Data entries:
##########

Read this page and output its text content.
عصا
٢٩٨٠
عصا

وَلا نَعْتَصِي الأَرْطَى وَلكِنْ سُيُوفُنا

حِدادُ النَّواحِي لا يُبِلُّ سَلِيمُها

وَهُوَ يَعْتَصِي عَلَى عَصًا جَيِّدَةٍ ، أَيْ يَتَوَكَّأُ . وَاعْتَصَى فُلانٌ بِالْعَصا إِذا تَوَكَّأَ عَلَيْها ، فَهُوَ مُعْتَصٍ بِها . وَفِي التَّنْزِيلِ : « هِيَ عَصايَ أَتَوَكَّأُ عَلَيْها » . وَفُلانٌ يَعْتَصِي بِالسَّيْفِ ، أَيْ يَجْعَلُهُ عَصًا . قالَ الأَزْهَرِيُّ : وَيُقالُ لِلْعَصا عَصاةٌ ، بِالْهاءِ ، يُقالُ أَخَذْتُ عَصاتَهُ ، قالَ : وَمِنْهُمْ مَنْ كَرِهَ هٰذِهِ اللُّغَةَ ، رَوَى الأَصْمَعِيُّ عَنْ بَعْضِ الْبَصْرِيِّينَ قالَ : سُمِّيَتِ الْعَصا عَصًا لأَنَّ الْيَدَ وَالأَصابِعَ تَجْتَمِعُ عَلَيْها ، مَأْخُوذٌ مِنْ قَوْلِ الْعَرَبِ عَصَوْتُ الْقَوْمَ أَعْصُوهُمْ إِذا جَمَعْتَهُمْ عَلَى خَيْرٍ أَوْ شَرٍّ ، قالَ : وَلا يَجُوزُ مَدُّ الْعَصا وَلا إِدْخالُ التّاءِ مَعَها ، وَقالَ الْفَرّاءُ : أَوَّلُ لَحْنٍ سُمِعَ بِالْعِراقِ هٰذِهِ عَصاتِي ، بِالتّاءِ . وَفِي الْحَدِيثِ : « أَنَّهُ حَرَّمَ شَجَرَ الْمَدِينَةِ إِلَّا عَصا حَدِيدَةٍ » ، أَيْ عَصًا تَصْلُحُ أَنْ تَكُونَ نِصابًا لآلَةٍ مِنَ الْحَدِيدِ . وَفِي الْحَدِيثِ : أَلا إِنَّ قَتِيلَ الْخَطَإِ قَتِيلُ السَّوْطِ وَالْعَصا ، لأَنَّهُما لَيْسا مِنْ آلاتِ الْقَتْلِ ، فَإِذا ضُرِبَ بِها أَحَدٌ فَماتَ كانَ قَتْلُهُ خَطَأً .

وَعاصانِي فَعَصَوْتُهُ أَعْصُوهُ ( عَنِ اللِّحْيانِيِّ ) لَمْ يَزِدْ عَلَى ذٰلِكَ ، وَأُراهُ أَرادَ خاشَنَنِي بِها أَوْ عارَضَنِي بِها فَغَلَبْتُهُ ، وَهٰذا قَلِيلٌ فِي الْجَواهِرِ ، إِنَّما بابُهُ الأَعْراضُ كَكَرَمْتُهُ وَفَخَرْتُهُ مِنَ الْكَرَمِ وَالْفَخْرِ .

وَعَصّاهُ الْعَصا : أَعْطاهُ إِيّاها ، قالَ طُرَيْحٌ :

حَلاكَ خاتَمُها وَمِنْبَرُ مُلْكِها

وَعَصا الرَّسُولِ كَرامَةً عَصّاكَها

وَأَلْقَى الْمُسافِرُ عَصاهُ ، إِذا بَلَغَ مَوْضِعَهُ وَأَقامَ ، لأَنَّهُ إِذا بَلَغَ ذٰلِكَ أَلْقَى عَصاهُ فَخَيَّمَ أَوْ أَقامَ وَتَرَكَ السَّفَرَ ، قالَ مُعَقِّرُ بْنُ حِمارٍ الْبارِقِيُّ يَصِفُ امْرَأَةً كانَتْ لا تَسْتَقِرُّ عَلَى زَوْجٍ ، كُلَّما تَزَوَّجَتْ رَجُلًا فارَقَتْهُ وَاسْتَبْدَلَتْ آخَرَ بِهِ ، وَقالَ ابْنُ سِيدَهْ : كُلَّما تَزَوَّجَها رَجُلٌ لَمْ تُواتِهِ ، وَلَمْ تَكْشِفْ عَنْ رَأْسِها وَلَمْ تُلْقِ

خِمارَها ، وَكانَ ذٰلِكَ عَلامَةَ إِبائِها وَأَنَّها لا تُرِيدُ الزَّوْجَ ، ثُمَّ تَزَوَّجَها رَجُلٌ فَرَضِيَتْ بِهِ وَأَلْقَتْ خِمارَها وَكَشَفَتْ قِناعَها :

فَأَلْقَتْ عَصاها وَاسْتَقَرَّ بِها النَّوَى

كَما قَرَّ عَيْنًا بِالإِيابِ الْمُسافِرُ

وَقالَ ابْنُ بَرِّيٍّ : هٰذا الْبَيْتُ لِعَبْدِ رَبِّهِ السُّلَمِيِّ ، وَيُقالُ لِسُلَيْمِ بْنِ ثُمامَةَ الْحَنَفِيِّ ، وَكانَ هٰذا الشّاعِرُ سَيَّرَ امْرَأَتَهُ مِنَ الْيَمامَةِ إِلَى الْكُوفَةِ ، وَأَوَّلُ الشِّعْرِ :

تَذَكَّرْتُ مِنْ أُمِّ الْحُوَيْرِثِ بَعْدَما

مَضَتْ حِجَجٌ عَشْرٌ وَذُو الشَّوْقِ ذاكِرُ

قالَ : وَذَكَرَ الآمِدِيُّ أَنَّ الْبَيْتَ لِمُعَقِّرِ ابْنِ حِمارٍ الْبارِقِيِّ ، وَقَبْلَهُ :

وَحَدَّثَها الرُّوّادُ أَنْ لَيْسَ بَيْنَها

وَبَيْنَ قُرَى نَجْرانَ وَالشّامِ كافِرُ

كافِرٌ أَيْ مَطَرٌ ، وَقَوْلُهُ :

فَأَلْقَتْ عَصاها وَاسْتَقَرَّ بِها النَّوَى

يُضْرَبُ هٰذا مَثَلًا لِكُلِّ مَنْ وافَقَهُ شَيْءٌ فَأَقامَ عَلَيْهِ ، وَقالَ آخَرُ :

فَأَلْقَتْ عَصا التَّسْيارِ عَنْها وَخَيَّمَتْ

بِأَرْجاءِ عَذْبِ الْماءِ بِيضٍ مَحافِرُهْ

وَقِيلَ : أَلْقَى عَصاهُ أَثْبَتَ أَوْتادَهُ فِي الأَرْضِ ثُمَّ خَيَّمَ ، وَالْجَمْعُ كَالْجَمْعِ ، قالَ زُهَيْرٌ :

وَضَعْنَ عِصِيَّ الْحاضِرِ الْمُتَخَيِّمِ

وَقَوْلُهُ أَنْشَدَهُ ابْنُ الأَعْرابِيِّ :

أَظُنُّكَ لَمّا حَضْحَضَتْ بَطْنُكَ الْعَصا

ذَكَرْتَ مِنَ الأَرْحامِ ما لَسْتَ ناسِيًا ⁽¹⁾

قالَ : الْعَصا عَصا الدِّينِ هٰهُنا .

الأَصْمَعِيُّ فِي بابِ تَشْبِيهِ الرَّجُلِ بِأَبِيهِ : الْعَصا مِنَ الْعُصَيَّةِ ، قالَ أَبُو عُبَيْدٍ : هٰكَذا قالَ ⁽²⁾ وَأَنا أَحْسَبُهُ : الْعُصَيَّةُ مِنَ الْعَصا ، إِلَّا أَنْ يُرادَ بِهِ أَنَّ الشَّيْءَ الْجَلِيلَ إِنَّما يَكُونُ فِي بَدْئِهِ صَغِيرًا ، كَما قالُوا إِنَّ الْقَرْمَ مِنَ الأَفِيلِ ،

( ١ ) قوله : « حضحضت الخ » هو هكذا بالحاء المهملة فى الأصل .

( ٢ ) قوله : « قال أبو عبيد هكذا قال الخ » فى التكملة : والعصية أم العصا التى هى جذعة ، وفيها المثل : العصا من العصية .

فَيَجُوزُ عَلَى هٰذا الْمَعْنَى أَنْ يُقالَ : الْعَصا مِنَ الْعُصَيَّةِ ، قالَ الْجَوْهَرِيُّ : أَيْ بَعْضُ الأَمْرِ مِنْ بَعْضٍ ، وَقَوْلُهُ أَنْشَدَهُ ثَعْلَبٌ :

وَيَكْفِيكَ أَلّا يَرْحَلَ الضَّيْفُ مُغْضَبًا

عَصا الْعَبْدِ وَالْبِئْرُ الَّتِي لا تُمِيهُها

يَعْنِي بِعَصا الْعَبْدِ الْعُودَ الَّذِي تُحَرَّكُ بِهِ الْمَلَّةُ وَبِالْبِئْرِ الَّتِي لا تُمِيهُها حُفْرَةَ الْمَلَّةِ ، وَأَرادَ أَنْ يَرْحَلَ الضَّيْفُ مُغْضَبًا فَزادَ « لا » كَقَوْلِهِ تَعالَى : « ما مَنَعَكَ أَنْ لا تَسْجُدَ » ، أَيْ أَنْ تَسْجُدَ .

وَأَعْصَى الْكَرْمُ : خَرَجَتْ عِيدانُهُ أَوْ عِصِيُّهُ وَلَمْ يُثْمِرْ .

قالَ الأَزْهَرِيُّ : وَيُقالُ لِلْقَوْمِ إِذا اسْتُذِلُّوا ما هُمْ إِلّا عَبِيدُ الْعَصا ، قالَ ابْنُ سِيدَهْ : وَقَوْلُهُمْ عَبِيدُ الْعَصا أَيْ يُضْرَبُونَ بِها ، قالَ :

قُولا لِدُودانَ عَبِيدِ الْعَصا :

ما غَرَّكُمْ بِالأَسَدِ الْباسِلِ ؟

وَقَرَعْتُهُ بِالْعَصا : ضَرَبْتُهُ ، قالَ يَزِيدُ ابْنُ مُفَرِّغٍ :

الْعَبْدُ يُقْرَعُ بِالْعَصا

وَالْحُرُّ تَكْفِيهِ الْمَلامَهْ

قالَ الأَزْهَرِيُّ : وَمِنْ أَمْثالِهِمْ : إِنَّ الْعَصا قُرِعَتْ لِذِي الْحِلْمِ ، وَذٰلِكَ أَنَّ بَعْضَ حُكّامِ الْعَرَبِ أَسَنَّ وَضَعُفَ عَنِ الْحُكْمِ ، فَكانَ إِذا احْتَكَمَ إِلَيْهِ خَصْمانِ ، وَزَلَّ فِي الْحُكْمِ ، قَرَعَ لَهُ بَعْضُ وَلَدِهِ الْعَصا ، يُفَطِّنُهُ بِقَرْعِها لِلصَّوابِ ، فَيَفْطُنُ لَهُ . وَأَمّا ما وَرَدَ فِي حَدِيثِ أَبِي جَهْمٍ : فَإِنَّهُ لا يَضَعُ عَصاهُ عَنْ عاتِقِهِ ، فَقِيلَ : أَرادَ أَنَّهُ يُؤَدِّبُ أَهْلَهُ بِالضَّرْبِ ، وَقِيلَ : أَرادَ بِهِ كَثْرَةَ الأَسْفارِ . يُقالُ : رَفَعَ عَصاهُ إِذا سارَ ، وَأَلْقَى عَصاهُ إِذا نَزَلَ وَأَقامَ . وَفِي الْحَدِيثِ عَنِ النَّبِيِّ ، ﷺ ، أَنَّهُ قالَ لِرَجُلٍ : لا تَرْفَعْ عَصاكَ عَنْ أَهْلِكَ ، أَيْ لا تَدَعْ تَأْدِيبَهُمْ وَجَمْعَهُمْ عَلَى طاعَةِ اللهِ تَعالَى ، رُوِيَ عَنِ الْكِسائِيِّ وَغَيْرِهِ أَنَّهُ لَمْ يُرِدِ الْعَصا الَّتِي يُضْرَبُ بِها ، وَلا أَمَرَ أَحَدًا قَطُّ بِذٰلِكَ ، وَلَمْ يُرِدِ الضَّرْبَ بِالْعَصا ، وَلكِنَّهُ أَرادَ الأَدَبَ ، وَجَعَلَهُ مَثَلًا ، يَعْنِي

##########

#### TASK GOAL:
Using the entries above, find all lines with "قوله". Copy them.

#### RESULT OF THIS TASK:
( ١ ) قوله : « حضحضت الخ » هو هكذا بالحاء المهملة فى الأصل .
( ٢ ) قوله : « قال أبو عبيد هكذا قال الخ » فى التكملة : والعصية أم العصا التى هى جذعة ، وفيها المثل : العصا من العصية .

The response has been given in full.